The records below should be written out again, exactly.

— start Dataset entries —

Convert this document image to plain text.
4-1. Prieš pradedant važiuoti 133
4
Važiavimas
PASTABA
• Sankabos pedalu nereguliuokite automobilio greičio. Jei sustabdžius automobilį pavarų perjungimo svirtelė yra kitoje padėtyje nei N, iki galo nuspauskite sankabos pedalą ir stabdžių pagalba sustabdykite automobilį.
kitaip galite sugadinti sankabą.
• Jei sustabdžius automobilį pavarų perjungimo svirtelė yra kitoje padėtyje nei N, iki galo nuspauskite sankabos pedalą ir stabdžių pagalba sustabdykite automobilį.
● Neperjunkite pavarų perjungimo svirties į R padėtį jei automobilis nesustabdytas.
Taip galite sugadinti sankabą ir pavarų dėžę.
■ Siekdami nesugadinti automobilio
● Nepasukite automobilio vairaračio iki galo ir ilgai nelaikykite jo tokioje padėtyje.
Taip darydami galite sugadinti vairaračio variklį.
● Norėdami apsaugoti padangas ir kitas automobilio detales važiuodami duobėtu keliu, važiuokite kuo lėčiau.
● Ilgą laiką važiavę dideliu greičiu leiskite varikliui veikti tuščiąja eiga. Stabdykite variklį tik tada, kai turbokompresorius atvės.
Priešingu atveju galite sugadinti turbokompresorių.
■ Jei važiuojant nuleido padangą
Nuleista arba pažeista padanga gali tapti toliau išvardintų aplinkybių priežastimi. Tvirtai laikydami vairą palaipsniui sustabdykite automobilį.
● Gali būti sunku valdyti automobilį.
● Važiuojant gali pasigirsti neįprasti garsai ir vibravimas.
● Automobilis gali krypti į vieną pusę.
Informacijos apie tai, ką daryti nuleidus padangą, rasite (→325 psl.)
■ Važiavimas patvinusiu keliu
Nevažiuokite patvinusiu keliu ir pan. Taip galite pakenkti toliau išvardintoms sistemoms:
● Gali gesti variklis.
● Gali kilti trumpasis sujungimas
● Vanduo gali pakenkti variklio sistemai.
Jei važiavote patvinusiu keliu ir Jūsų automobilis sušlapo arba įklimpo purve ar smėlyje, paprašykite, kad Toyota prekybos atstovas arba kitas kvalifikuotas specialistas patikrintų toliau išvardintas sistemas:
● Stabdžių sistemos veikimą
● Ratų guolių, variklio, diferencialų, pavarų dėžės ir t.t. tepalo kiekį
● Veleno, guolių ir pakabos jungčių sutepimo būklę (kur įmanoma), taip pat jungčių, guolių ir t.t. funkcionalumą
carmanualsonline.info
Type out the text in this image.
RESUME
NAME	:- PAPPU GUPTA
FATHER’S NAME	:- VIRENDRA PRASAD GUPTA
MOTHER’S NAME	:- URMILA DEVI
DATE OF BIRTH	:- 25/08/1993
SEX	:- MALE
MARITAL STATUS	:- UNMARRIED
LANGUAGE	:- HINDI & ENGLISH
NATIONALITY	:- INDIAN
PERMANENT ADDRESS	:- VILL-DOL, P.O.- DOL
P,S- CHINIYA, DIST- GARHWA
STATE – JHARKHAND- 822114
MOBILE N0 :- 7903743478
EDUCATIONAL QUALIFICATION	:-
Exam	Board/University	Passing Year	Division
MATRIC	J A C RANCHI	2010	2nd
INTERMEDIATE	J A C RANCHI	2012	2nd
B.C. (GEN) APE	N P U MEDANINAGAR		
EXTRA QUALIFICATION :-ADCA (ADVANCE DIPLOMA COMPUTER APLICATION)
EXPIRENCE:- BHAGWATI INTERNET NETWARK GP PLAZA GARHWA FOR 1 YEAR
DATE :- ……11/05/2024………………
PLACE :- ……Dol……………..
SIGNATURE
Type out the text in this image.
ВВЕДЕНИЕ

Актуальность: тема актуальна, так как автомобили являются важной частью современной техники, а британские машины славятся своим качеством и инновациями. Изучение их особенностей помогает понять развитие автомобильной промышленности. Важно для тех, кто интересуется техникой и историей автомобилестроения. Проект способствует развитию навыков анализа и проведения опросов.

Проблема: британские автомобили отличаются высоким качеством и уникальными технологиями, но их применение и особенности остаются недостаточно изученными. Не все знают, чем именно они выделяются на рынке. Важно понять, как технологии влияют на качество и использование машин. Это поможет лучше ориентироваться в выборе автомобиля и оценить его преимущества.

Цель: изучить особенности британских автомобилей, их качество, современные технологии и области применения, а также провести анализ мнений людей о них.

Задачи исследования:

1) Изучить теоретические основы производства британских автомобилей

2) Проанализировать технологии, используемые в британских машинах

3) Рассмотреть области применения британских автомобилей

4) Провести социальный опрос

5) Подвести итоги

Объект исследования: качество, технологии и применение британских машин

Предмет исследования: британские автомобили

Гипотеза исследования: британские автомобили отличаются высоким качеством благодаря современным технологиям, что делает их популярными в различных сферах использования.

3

— end Dataset entries —

* _Finished exercise_:
Convert this document image to plain text.
4-1. Prieš pradedant važiuoti 133
4
Važiavimas
PASTABA
• Sankabos pedalu nereguliuokite automobilio greičio. Jei sustabdžius automobilį pavarų perjungimo svirtelė yra kitoje padėtyje nei N, iki galo nuspauskite sankabos pedalą ir stabdžių pagalba sustabdykite automobilį.
kitaip galite sugadinti sankabą.
• Jei sustabdžius automobilį pavarų perjungimo svirtelė yra kitoje padėtyje nei N, iki galo nuspauskite sankabos pedalą ir stabdžių pagalba sustabdykite automobilį.
● Neperjunkite pavarų perjungimo svirties į R padėtį jei automobilis nesustabdytas.
Taip galite sugadinti sankabą ir pavarų dėžę.
■ Siekdami nesugadinti automobilio
● Nepasukite automobilio vairaračio iki galo ir ilgai nelaikykite jo tokioje padėtyje.
Taip darydami galite sugadinti vairaračio variklį.
● Norėdami apsaugoti padangas ir kitas automobilio detales važiuodami duobėtu keliu, važiuokite kuo lėčiau.
● Ilgą laiką važiavę dideliu greičiu leiskite varikliui veikti tuščiąja eiga. Stabdykite variklį tik tada, kai turbokompresorius atvės.
Priešingu atveju galite sugadinti turbokompresorių.
■ Jei važiuojant nuleido padangą
Nuleista arba pažeista padanga gali tapti toliau išvardintų aplinkybių priežastimi. Tvirtai laikydami vairą palaipsniui sustabdykite automobilį.
● Gali būti sunku valdyti automobilį.
● Važiuojant gali pasigirsti neįprasti garsai ir vibravimas.
● Automobilis gali krypti į vieną pusę.
Informacijos apie tai, ką daryti nuleidus padangą, rasite (→325 psl.)
■ Važiavimas patvinusiu keliu
Nevažiuokite patvinusiu keliu ir pan. Taip galite pakenkti toliau išvardintoms sistemoms:
● Gali gesti variklis.
● Gali kilti trumpasis sujungimas
● Vanduo gali pakenkti variklio sistemai.
Jei važiavote patvinusiu keliu ir Jūsų automobilis sušlapo arba įklimpo purve ar smėlyje, paprašykite, kad Toyota prekybos atstovas arba kitas kvalifikuotas specialistas patikrintų toliau išvardintas sistemas:
● Stabdžių sistemos veikimą
● Ratų guolių, variklio, diferencialų, pavarų dėžės ir t.t. tepalo kiekį
● Veleno, guolių ir pakabos jungčių sutepimo būklę (kur įmanoma), taip pat jungčių, guolių ir t.t. funkcionalumą
carmanualsonline.info
Type out the text in this image.
RESUME
NAME	:- PAPPU GUPTA
FATHER’S NAME	:- VIRENDRA PRASAD GUPTA
MOTHER’S NAME	:- URMILA DEVI
DATE OF BIRTH	:- 25/08/1993
SEX	:- MALE
MARITAL STATUS	:- UNMARRIED
LANGUAGE	:- HINDI & ENGLISH
NATIONALITY	:- INDIAN
PERMANENT ADDRESS	:- VILL-DOL, P.O.- DOL
P,S- CHINIYA, DIST- GARHWA
STATE – JHARKHAND- 822114
MOBILE N0 :- 7903743478
EDUCATIONAL QUALIFICATION	:-
Exam	Board/University	Passing Year	Division
MATRIC	J A C RANCHI	2010	2nd
INTERMEDIATE	J A C RANCHI	2012	2nd
B.C. (GEN) APE	N P U MEDANINAGAR		
EXTRA QUALIFICATION :-ADCA (ADVANCE DIPLOMA COMPUTER APLICATION)
EXPIRENCE:- BHAGWATI INTERNET NETWARK GP PLAZA GARHWA FOR 1 YEAR
DATE :- ……11/05/2024………………
PLACE :- ……Dol……………..
SIGNATURE
Type out the text in this image.
ВВЕДЕНИЕ

Актуальность: тема актуальна, так как автомобили являются важной частью современной техники, а британские машины славятся своим качеством и инновациями. Изучение их особенностей помогает понять развитие автомобильной промышленности. Важно для тех, кто интересуется техникой и историей автомобилестроения. Проект способствует развитию навыков анализа и проведения опросов.

Проблема: британские автомобили отличаются высоким качеством и уникальными технологиями, но их применение и особенности остаются недостаточно изученными. Не все знают, чем именно они выделяются на рынке. Важно понять, как технологии влияют на качество и использование машин. Это поможет лучше ориентироваться в выборе автомобиля и оценить его преимущества.

Цель: изучить особенности британских автомобилей, их качество, современные технологии и области применения, а также провести анализ мнений людей о них.

Задачи исследования:

1) Изучить теоретические основы производства британских автомобилей

2) Проанализировать технологии, используемые в британских машинах

3) Рассмотреть области применения британских автомобилей

4) Провести социальный опрос

5) Подвести итоги

Объект исследования: качество, технологии и применение британских машин

Предмет исследования: британские автомобили

Гипотеза исследования: британские автомобили отличаются высоким качеством благодаря современным технологиям, что делает их популярными в различных сферах использования.

3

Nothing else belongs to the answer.